• [Records provided]:
--- --- ---
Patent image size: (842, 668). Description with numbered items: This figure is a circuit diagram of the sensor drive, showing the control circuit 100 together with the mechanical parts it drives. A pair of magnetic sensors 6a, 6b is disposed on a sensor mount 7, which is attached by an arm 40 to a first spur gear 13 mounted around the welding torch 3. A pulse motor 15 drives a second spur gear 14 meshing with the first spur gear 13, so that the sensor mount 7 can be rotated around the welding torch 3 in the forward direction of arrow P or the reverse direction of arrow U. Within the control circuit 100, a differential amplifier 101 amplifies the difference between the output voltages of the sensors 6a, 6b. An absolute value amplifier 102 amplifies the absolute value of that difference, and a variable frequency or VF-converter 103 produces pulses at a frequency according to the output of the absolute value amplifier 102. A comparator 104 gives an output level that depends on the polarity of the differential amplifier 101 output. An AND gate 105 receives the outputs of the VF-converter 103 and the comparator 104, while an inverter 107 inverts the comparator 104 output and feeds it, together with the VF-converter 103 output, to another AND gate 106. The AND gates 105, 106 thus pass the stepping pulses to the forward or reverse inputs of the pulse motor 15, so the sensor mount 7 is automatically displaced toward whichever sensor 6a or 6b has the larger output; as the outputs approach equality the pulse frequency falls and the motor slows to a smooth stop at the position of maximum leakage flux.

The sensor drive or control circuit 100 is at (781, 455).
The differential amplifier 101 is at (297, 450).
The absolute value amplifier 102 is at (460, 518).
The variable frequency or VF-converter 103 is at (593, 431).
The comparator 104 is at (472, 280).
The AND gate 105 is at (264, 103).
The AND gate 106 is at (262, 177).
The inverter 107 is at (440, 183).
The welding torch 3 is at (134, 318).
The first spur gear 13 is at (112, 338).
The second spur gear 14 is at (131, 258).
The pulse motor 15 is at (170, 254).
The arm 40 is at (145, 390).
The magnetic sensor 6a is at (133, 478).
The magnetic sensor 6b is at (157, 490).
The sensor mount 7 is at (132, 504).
--- --- ---
• [Set task]:
Rewrite these rows with "circuit diagram" replaced by "schematic" wherever it occurs, leaving everything else the same.

• [Expected answer]:
Patent image size: (842, 668). Description with numbered items: This figure is a schematic of the sensor drive, showing the control circuit 100 together with the mechanical parts it drives. A pair of magnetic sensors 6a, 6b is disposed on a sensor mount 7, which is attached by an arm 40 to a first spur gear 13 mounted around the welding torch 3. A pulse motor 15 drives a second spur gear 14 meshing with the first spur gear 13, so that the sensor mount 7 can be rotated around the welding torch 3 in the forward direction of arrow P or the reverse direction of arrow U. Within the control circuit 100, a differential amplifier 101 amplifies the difference between the output voltages of the sensors 6a, 6b. An absolute value amplifier 102 amplifies the absolute value of that difference, and a variable frequency or VF-converter 103 produces pulses at a frequency according to the output of the absolute value amplifier 102. A comparator 104 gives an output level that depends on the polarity of the differential amplifier 101 output. An AND gate 105 receives the outputs of the VF-converter 103 and the comparator 104, while an inverter 107 inverts the comparator 104 output and feeds it, together with the VF-converter 103 output, to another AND gate 106. The AND gates 105, 106 thus pass the stepping pulses to the forward or reverse inputs of the pulse motor 15, so the sensor mount 7 is automatically displaced toward whichever sensor 6a or 6b has the larger output; as the outputs approach equality the pulse frequency falls and the motor slows to a smooth stop at the position of maximum leakage flux.

The sensor drive or control circuit 100 is at (781, 455).
The differential amplifier 101 is at (297, 450).
The absolute value amplifier 102 is at (460, 518).
The variable frequency or VF-converter 103 is at (593, 431).
The comparator 104 is at (472, 280).
The AND gate 105 is at (264, 103).
The AND gate 106 is at (262, 177).
The inverter 107 is at (440, 183).
The welding torch 3 is at (134, 318).
The first spur gear 13 is at (112, 338).
The second spur gear 14 is at (131, 258).
The pulse motor 15 is at (170, 254).
The arm 40 is at (145, 390).
The magnetic sensor 6a is at (133, 478).
The magnetic sensor 6b is at (157, 490).
The sensor mount 7 is at (132, 504).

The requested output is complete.